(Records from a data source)
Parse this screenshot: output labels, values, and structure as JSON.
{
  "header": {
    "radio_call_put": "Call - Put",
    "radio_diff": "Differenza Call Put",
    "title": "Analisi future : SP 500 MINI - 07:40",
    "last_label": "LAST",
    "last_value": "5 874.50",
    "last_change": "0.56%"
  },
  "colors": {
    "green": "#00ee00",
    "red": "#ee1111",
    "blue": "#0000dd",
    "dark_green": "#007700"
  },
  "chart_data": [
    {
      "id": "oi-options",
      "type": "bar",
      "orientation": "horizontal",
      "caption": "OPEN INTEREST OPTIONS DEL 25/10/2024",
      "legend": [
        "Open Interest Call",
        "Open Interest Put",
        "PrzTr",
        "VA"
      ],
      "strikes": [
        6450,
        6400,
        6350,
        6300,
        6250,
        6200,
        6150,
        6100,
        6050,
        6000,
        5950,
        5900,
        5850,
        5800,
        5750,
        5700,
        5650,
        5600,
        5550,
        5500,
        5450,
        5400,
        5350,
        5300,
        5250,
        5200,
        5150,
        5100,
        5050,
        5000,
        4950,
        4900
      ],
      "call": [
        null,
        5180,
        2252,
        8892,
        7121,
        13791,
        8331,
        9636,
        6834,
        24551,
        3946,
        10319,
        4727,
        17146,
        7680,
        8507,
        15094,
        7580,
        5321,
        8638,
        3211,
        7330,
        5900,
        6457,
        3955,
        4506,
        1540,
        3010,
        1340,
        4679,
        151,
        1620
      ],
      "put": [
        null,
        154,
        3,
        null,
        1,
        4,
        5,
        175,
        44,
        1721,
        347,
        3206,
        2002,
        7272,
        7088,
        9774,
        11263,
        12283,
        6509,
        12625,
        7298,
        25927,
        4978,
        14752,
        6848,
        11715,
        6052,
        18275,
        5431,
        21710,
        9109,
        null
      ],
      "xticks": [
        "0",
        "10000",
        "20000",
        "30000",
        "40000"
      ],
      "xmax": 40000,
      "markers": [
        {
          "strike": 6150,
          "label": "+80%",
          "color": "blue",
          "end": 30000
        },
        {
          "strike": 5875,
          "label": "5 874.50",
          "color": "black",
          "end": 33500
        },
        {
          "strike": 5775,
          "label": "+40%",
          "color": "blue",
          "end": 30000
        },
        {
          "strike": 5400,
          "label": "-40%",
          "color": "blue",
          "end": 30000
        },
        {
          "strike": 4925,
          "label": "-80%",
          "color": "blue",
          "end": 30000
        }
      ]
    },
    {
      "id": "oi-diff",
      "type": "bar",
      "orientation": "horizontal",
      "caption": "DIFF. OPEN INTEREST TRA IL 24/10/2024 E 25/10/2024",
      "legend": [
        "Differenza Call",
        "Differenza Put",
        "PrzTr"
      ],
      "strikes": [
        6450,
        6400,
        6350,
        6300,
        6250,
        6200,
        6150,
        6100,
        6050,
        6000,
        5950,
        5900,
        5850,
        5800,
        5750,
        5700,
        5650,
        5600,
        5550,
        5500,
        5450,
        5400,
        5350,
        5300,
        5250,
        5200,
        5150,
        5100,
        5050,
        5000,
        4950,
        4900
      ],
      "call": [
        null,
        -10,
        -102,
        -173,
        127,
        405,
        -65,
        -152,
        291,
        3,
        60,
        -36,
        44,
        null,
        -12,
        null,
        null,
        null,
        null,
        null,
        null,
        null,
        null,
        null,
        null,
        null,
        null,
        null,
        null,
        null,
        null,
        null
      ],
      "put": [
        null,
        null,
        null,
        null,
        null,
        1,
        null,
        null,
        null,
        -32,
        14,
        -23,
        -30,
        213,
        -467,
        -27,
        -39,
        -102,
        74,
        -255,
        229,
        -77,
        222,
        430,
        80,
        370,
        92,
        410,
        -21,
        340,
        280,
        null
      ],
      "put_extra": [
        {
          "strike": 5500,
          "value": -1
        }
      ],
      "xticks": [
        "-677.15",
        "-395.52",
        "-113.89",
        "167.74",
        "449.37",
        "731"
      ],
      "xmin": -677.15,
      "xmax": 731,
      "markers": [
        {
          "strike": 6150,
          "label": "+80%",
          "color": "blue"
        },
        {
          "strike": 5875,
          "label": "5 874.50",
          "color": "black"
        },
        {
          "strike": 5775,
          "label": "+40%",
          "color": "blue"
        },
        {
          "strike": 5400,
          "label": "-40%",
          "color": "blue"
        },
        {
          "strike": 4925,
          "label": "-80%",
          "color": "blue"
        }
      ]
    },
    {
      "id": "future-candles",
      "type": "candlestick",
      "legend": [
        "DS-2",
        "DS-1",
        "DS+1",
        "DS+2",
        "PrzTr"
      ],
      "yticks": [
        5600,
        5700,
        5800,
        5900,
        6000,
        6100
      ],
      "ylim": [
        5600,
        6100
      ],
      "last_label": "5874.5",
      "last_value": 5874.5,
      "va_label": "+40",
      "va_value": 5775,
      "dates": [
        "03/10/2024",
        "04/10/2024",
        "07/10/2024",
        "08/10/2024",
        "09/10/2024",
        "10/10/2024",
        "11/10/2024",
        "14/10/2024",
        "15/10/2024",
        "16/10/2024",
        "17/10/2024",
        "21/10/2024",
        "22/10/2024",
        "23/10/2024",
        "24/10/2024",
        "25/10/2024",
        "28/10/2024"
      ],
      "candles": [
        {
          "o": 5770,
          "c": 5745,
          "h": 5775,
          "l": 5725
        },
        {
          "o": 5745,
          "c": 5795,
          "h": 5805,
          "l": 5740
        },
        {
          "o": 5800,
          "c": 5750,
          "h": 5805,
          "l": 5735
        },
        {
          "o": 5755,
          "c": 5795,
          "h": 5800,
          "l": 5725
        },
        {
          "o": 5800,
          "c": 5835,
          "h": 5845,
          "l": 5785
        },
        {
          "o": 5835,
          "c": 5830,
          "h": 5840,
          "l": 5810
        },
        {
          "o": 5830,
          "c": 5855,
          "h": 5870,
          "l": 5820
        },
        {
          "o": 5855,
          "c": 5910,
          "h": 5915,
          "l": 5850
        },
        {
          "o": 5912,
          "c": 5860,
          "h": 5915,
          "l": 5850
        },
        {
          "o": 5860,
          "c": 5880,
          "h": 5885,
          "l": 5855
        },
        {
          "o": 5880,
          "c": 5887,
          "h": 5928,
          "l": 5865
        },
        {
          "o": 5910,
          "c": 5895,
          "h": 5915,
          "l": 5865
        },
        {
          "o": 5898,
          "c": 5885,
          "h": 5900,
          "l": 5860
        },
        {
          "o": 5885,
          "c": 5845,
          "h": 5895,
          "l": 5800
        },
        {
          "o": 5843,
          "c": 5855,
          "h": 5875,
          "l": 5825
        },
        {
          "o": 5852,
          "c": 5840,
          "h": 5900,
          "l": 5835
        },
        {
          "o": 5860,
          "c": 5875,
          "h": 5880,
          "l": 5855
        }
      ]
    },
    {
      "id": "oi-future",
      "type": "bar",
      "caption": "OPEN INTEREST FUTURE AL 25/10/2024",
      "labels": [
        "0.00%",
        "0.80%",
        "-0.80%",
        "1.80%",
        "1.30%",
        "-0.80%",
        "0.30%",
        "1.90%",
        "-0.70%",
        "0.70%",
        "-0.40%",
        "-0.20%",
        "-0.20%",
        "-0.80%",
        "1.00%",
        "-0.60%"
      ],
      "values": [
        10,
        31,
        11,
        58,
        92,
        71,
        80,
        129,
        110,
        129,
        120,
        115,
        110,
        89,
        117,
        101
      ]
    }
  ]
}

- WHAT IS EXPECTED -
Repeat the data verbatim.

- SOLUTION TO THIS EXERCISE -
Parse this screenshot: output labels, values, and structure as JSON.
{
  "header": {
    "radio_call_put": "Call - Put",
    "radio_diff": "Differenza Call Put",
    "title": "Analisi future : SP 500 MINI - 07:40",
    "last_label": "LAST",
    "last_value": "5 874.50",
    "last_change": "0.56%"
  },
  "colors": {
    "green": "#00ee00",
    "red": "#ee1111",
    "blue": "#0000dd",
    "dark_green": "#007700"
  },
  "chart_data": [
    {
      "id": "oi-options",
      "type": "bar",
      "orientation": "horizontal",
      "caption": "OPEN INTEREST OPTIONS DEL 25/10/2024",
      "legend": [
        "Open Interest Call",
        "Open Interest Put",
        "PrzTr",
        "VA"
      ],
      "strikes": [
        6450,
        6400,
        6350,
        6300,
        6250,
        6200,
        6150,
        6100,
        6050,
        6000,
        5950,
        5900,
        5850,
        5800,
        5750,
        5700,
        5650,
        5600,
        5550,
        5500,
        5450,
        5400,
        5350,
        5300,
        5250,
        5200,
        5150,
        5100,
        5050,
        5000,
        4950,
        4900
      ],
      "call": [
        null,
        5180,
        2252,
        8892,
        7121,
        13791,
        8331,
        9636,
        6834,
        24551,
        3946,
        10319,
        4727,
        17146,
        7680,
        8507,
        15094,
        7580,
        5321,
        8638,
        3211,
        7330,
        5900,
        6457,
        3955,
        4506,
        1540,
        3010,
        1340,
        4679,
        151,
        1620
      ],
      "put": [
        null,
        154,
        3,
        null,
        1,
        4,
        5,
        175,
        44,
        1721,
        347,
        3206,
        2002,
        7272,
        7088,
        9774,
        11263,
        12283,
        6509,
        12625,
        7298,
        25927,
        4978,
        14752,
        6848,
        11715,
        6052,
        18275,
        5431,
        21710,
        9109,
        null
      ],
      "xticks": [
        "0",
        "10000",
        "20000",
        "30000",
        "40000"
      ],
      "xmax": 40000,
      "markers": [
        {
          "strike": 6150,
          "label": "+80%",
          "color": "blue",
          "end": 30000
        },
        {
          "strike": 5875,
          "label": "5 874.50",
          "color": "black",
          "end": 33500
        },
        {
          "strike": 5775,
          "label": "+40%",
          "color": "blue",
          "end": 30000
        },
        {
          "strike": 5400,
          "label": "-40%",
          "color": "blue",
          "end": 30000
        },
        {
          "strike": 4925,
          "label": "-80%",
          "color": "blue",
          "end": 30000
        }
      ]
    },
    {
      "id": "oi-diff",
      "type": "bar",
      "orientation": "horizontal",
      "caption": "DIFF. OPEN INTEREST TRA IL 24/10/2024 E 25/10/2024",
      "legend": [
        "Differenza Call",
        "Differenza Put",
        "PrzTr"
      ],
      "strikes": [
        6450,
        6400,
        6350,
        6300,
        6250,
        6200,
        6150,
        6100,
        6050,
        6000,
        5950,
        5900,
        5850,
        5800,
        5750,
        5700,
        5650,
        5600,
        5550,
        5500,
        5450,
        5400,
        5350,
        5300,
        5250,
        5200,
        5150,
        5100,
        5050,
        5000,
        4950,
        4900
      ],
      "call": [
        null,
        -10,
        -102,
        -173,
        127,
        405,
        -65,
        -152,
        291,
        3,
        60,
        -36,
        44,
        null,
        -12,
        null,
        null,
        null,
        null,
        null,
        null,
        null,
        null,
        null,
        null,
        null,
        null,
        null,
        null,
        null,
        null,
        null
      ],
      "put": [
        null,
        null,
        null,
        null,
        null,
        1,
        null,
        null,
        null,
        -32,
        14,
        -23,
        -30,
        213,
        -467,
        -27,
        -39,
        -102,
        74,
        -255,
        229,
        -77,
        222,
        430,
        80,
        370,
        92,
        410,
        -21,
        340,
        280,
        null
      ],
      "put_extra": [
        {
          "strike": 5500,
          "value": -1
        }
      ],
      "xticks": [
        "-677.15",
        "-395.52",
        "-113.89",
        "167.74",
        "449.37",
        "731"
      ],
      "xmin": -677.15,
      "xmax": 731,
      "markers": [
        {
          "strike": 6150,
          "label": "+80%",
          "color": "blue"
        },
        {
          "strike": 5875,
          "label": "5 874.50",
          "color": "black"
        },
        {
          "strike": 5775,
          "label": "+40%",
          "color": "blue"
        },
        {
          "strike": 5400,
          "label": "-40%",
          "color": "blue"
        },
        {
          "strike": 4925,
          "label": "-80%",
          "color": "blue"
        }
      ]
    },
    {
      "id": "future-candles",
      "type": "candlestick",
      "legend": [
        "DS-2",
        "DS-1",
        "DS+1",
        "DS+2",
        "PrzTr"
      ],
      "yticks": [
        5600,
        5700,
        5800,
        5900,
        6000,
        6100
      ],
      "ylim": [
        5600,
        6100
      ],
      "last_label": "5874.5",
      "last_value": 5874.5,
      "va_label": "+40",
      "va_value": 5775,
      "dates": [
        "03/10/2024",
        "04/10/2024",
        "07/10/2024",
        "08/10/2024",
        "09/10/2024",
        "10/10/2024",
        "11/10/2024",
        "14/10/2024",
        "15/10/2024",
        "16/10/2024",
        "17/10/2024",
        "21/10/2024",
        "22/10/2024",
        "23/10/2024",
        "24/10/2024",
        "25/10/2024",
        "28/10/2024"
      ],
      "candles": [
        {
          "o": 5770,
          "c": 5745,
          "h": 5775,
          "l": 5725
        },
        {
          "o": 5745,
          "c": 5795,
          "h": 5805,
          "l": 5740
        },
        {
          "o": 5800,
          "c": 5750,
          "h": 5805,
          "l": 5735
        },
        {
          "o": 5755,
          "c": 5795,
          "h": 5800,
          "l": 5725
        },
        {
          "o": 5800,
          "c": 5835,
          "h": 5845,
          "l": 5785
        },
        {
          "o": 5835,
          "c": 5830,
          "h": 5840,
          "l": 5810
        },
        {
          "o": 5830,
          "c": 5855,
          "h": 5870,
          "l": 5820
        },
        {
          "o": 5855,
          "c": 5910,
          "h": 5915,
          "l": 5850
        },
        {
          "o": 5912,
          "c": 5860,
          "h": 5915,
          "l": 5850
        },
        {
          "o": 5860,
          "c": 5880,
          "h": 5885,
          "l": 5855
        },
        {
          "o": 5880,
          "c": 5887,
          "h": 5928,
          "l": 5865
        },
        {
          "o": 5910,
          "c": 5895,
          "h": 5915,
          "l": 5865
        },
        {
          "o": 5898,
          "c": 5885,
          "h": 5900,
          "l": 5860
        },
        {
          "o": 5885,
          "c": 5845,
          "h": 5895,
          "l": 5800
        },
        {
          "o": 5843,
          "c": 5855,
          "h": 5875,
          "l": 5825
        },
        {
          "o": 5852,
          "c": 5840,
          "h": 5900,
          "l": 5835
        },
        {
          "o": 5860,
          "c": 5875,
          "h": 5880,
          "l": 5855
        }
      ]
    },
    {
      "id": "oi-future",
      "type": "bar",
      "caption": "OPEN INTEREST FUTURE AL 25/10/2024",
      "labels": [
        "0.00%",
        "0.80%",
        "-0.80%",
        "1.80%",
        "1.30%",
        "-0.80%",
        "0.30%",
        "1.90%",
        "-0.70%",
        "0.70%",
        "-0.40%",
        "-0.20%",
        "-0.20%",
        "-0.80%",
        "1.00%",
        "-0.60%"
      ],
      "values": [
        10,
        31,
        11,
        58,
        92,
        71,
        80,
        129,
        110,
        129,
        120,
        115,
        110,
        89,
        117,
        101
      ]
    }
  ]
}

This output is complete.